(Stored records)
## BEGIN

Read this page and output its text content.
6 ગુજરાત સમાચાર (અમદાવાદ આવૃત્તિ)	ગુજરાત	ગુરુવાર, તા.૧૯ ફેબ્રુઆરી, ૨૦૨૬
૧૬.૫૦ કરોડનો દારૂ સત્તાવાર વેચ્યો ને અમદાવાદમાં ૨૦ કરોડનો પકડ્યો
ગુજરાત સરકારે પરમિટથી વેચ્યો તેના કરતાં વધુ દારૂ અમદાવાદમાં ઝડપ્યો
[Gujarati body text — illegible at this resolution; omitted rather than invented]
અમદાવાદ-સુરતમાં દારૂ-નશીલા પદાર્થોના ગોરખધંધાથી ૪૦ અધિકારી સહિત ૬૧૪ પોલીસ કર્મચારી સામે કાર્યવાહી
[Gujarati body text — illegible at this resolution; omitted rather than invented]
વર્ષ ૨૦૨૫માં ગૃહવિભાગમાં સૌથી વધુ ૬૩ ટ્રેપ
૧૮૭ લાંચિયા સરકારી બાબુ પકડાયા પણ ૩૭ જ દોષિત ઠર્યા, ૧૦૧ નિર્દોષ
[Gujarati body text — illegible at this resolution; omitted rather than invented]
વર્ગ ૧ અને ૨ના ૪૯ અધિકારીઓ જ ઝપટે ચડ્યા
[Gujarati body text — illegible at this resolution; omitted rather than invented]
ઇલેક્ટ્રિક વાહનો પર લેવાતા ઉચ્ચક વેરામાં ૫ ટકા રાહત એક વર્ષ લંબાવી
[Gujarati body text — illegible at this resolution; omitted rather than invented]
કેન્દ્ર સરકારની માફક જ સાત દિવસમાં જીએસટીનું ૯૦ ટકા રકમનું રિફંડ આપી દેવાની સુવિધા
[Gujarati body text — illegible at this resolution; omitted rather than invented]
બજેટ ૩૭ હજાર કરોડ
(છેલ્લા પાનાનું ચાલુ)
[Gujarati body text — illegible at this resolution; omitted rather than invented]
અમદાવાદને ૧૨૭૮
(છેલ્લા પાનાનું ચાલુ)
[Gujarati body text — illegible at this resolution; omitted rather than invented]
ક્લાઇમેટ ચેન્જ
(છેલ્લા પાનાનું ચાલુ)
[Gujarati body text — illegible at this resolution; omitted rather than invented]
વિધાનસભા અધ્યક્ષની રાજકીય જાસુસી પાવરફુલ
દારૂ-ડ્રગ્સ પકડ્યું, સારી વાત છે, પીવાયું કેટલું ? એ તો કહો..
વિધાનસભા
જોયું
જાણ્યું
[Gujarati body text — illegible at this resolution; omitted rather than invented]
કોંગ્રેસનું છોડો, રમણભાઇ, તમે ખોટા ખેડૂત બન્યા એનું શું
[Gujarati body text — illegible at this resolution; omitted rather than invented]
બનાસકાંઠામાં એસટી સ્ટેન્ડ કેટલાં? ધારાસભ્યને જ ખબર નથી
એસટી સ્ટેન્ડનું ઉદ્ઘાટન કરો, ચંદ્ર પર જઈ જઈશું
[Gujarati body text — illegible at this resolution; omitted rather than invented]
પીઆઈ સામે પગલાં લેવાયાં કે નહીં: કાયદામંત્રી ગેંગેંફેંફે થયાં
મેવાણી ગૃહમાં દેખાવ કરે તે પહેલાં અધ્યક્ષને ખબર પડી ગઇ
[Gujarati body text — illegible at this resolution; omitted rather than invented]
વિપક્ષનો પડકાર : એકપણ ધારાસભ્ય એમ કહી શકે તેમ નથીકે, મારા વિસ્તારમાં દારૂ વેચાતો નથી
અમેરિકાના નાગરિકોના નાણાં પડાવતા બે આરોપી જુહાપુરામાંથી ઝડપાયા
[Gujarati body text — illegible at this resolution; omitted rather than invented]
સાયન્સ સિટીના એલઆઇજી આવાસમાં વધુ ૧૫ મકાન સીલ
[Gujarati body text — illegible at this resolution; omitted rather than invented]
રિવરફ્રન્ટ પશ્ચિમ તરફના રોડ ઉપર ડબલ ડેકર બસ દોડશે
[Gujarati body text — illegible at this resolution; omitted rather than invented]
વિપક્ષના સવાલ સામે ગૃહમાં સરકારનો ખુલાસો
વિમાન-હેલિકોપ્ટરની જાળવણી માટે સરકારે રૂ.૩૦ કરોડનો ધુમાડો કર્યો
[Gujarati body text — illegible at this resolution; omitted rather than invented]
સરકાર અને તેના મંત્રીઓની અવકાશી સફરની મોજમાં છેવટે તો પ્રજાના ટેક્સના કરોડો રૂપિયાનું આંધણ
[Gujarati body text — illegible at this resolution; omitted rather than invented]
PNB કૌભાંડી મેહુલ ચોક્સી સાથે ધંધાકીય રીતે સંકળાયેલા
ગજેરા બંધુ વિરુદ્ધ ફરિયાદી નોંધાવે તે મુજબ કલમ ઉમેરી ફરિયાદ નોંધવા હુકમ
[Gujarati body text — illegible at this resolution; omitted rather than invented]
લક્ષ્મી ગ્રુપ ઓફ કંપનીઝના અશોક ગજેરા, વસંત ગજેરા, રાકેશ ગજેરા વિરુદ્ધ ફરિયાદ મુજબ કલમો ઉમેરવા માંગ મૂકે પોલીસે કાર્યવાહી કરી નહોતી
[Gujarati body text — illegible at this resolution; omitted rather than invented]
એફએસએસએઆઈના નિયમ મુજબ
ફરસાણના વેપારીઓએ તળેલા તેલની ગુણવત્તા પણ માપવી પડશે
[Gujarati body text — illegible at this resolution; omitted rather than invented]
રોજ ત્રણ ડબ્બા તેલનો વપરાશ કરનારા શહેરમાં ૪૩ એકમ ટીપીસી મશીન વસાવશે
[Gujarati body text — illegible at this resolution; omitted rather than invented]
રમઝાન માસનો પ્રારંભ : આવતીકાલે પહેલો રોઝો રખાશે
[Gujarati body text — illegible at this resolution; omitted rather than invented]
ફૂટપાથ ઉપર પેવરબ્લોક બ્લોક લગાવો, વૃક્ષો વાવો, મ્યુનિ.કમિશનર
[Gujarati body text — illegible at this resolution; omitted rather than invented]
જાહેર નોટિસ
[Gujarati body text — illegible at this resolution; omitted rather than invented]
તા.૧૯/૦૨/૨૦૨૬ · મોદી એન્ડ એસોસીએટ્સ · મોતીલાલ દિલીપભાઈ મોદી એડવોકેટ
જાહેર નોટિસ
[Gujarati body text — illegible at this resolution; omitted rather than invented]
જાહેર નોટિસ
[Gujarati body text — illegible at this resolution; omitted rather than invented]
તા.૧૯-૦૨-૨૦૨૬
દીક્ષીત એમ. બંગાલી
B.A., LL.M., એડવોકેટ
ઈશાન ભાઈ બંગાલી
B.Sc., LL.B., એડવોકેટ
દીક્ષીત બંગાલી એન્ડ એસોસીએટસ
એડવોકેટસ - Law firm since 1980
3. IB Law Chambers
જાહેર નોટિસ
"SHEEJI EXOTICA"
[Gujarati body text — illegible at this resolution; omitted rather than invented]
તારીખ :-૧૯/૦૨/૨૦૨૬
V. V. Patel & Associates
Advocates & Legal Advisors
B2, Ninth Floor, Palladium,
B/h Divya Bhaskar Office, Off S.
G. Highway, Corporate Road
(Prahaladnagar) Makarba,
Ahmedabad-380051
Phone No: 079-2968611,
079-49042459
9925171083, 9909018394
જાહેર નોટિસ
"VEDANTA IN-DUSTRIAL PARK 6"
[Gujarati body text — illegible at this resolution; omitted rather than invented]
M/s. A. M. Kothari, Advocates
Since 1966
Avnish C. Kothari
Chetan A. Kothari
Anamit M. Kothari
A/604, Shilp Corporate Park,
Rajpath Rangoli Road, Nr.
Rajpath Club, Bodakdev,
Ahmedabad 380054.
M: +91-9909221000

## END

WRITTEN PROBLEM => Copy the records above exactly.

OUTPUT =>
Read this page and output its text content.
6 ગુજરાત સમાચાર (અમદાવાદ આવૃત્તિ)	ગુજરાત	ગુરુવાર, તા.૧૯ ફેબ્રુઆરી, ૨૦૨૬
૧૬.૫૦ કરોડનો દારૂ સત્તાવાર વેચ્યો ને અમદાવાદમાં ૨૦ કરોડનો પકડ્યો
ગુજરાત સરકારે પરમિટથી વેચ્યો તેના કરતાં વધુ દારૂ અમદાવાદમાં ઝડપ્યો
[Gujarati body text — illegible at this resolution; omitted rather than invented]
અમદાવાદ-સુરતમાં દારૂ-નશીલા પદાર્થોના ગોરખધંધાથી ૪૦ અધિકારી સહિત ૬૧૪ પોલીસ કર્મચારી સામે કાર્યવાહી
[Gujarati body text — illegible at this resolution; omitted rather than invented]
વર્ષ ૨૦૨૫માં ગૃહવિભાગમાં સૌથી વધુ ૬૩ ટ્રેપ
૧૮૭ લાંચિયા સરકારી બાબુ પકડાયા પણ ૩૭ જ દોષિત ઠર્યા, ૧૦૧ નિર્દોષ
[Gujarati body text — illegible at this resolution; omitted rather than invented]
વર્ગ ૧ અને ૨ના ૪૯ અધિકારીઓ જ ઝપટે ચડ્યા
[Gujarati body text — illegible at this resolution; omitted rather than invented]
ઇલેક્ટ્રિક વાહનો પર લેવાતા ઉચ્ચક વેરામાં ૫ ટકા રાહત એક વર્ષ લંબાવી
[Gujarati body text — illegible at this resolution; omitted rather than invented]
કેન્દ્ર સરકારની માફક જ સાત દિવસમાં જીએસટીનું ૯૦ ટકા રકમનું રિફંડ આપી દેવાની સુવિધા
[Gujarati body text — illegible at this resolution; omitted rather than invented]
બજેટ ૩૭ હજાર કરોડ
(છેલ્લા પાનાનું ચાલુ)
[Gujarati body text — illegible at this resolution; omitted rather than invented]
અમદાવાદને ૧૨૭૮
(છેલ્લા પાનાનું ચાલુ)
[Gujarati body text — illegible at this resolution; omitted rather than invented]
ક્લાઇમેટ ચેન્જ
(છેલ્લા પાનાનું ચાલુ)
[Gujarati body text — illegible at this resolution; omitted rather than invented]
વિધાનસભા અધ્યક્ષની રાજકીય જાસુસી પાવરફુલ
દારૂ-ડ્રગ્સ પકડ્યું, સારી વાત છે, પીવાયું કેટલું ? એ તો કહો..
વિધાનસભા
જોયું
જાણ્યું
[Gujarati body text — illegible at this resolution; omitted rather than invented]
કોંગ્રેસનું છોડો, રમણભાઇ, તમે ખોટા ખેડૂત બન્યા એનું શું
[Gujarati body text — illegible at this resolution; omitted rather than invented]
બનાસકાંઠામાં એસટી સ્ટેન્ડ કેટલાં? ધારાસભ્યને જ ખબર નથી
એસટી સ્ટેન્ડનું ઉદ્ઘાટન કરો, ચંદ્ર પર જઈ જઈશું
[Gujarati body text — illegible at this resolution; omitted rather than invented]
પીઆઈ સામે પગલાં લેવાયાં કે નહીં: કાયદામંત્રી ગેંગેંફેંફે થયાં
મેવાણી ગૃહમાં દેખાવ કરે તે પહેલાં અધ્યક્ષને ખબર પડી ગઇ
[Gujarati body text — illegible at this resolution; omitted rather than invented]
વિપક્ષનો પડકાર : એકપણ ધારાસભ્ય એમ કહી શકે તેમ નથીકે, મારા વિસ્તારમાં દારૂ વેચાતો નથી
અમેરિકાના નાગરિકોના નાણાં પડાવતા બે આરોપી જુહાપુરામાંથી ઝડપાયા
[Gujarati body text — illegible at this resolution; omitted rather than invented]
સાયન્સ સિટીના એલઆઇજી આવાસમાં વધુ ૧૫ મકાન સીલ
[Gujarati body text — illegible at this resolution; omitted rather than invented]
રિવરફ્રન્ટ પશ્ચિમ તરફના રોડ ઉપર ડબલ ડેકર બસ દોડશે
[Gujarati body text — illegible at this resolution; omitted rather than invented]
વિપક્ષના સવાલ સામે ગૃહમાં સરકારનો ખુલાસો
વિમાન-હેલિકોપ્ટરની જાળવણી માટે સરકારે રૂ.૩૦ કરોડનો ધુમાડો કર્યો
[Gujarati body text — illegible at this resolution; omitted rather than invented]
સરકાર અને તેના મંત્રીઓની અવકાશી સફરની મોજમાં છેવટે તો પ્રજાના ટેક્સના કરોડો રૂપિયાનું આંધણ
[Gujarati body text — illegible at this resolution; omitted rather than invented]
PNB કૌભાંડી મેહુલ ચોક્સી સાથે ધંધાકીય રીતે સંકળાયેલા
ગજેરા બંધુ વિરુદ્ધ ફરિયાદી નોંધાવે તે મુજબ કલમ ઉમેરી ફરિયાદ નોંધવા હુકમ
[Gujarati body text — illegible at this resolution; omitted rather than invented]
લક્ષ્મી ગ્રુપ ઓફ કંપનીઝના અશોક ગજેરા, વસંત ગજેરા, રાકેશ ગજેરા વિરુદ્ધ ફરિયાદ મુજબ કલમો ઉમેરવા માંગ મૂકે પોલીસે કાર્યવાહી કરી નહોતી
[Gujarati body text — illegible at this resolution; omitted rather than invented]
એફએસએસએઆઈના નિયમ મુજબ
ફરસાણના વેપારીઓએ તળેલા તેલની ગુણવત્તા પણ માપવી પડશે
[Gujarati body text — illegible at this resolution; omitted rather than invented]
રોજ ત્રણ ડબ્બા તેલનો વપરાશ કરનારા શહેરમાં ૪૩ એકમ ટીપીસી મશીન વસાવશે
[Gujarati body text — illegible at this resolution; omitted rather than invented]
રમઝાન માસનો પ્રારંભ : આવતીકાલે પહેલો રોઝો રખાશે
[Gujarati body text — illegible at this resolution; omitted rather than invented]
ફૂટપાથ ઉપર પેવરબ્લોક બ્લોક લગાવો, વૃક્ષો વાવો, મ્યુનિ.કમિશનર
[Gujarati body text — illegible at this resolution; omitted rather than invented]
જાહેર નોટિસ
[Gujarati body text — illegible at this resolution; omitted rather than invented]
તા.૧૯/૦૨/૨૦૨૬ · મોદી એન્ડ એસોસીએટ્સ · મોતીલાલ દિલીપભાઈ મોદી એડવોકેટ
જાહેર નોટિસ
[Gujarati body text — illegible at this resolution; omitted rather than invented]
જાહેર નોટિસ
[Gujarati body text — illegible at this resolution; omitted rather than invented]
તા.૧૯-૦૨-૨૦૨૬
દીક્ષીત એમ. બંગાલી
B.A., LL.M., એડવોકેટ
ઈશાન ભાઈ બંગાલી
B.Sc., LL.B., એડવોકેટ
દીક્ષીત બંગાલી એન્ડ એસોસીએટસ
એડવોકેટસ - Law firm since 1980
3. IB Law Chambers
જાહેર નોટિસ
"SHEEJI EXOTICA"
[Gujarati body text — illegible at this resolution; omitted rather than invented]
તારીખ :-૧૯/૦૨/૨૦૨૬
V. V. Patel & Associates
Advocates & Legal Advisors
B2, Ninth Floor, Palladium,
B/h Divya Bhaskar Office, Off S.
G. Highway, Corporate Road
(Prahaladnagar) Makarba,
Ahmedabad-380051
Phone No: 079-2968611,
079-49042459
9925171083, 9909018394
જાહેર નોટિસ
"VEDANTA IN-DUSTRIAL PARK 6"
[Gujarati body text — illegible at this resolution; omitted rather than invented]
M/s. A. M. Kothari, Advocates
Since 1966
Avnish C. Kothari
Chetan A. Kothari
Anamit M. Kothari
A/604, Shilp Corporate Park,
Rajpath Rangoli Road, Nr.
Rajpath Club, Bodakdev,
Ahmedabad 380054.
M: +91-9909221000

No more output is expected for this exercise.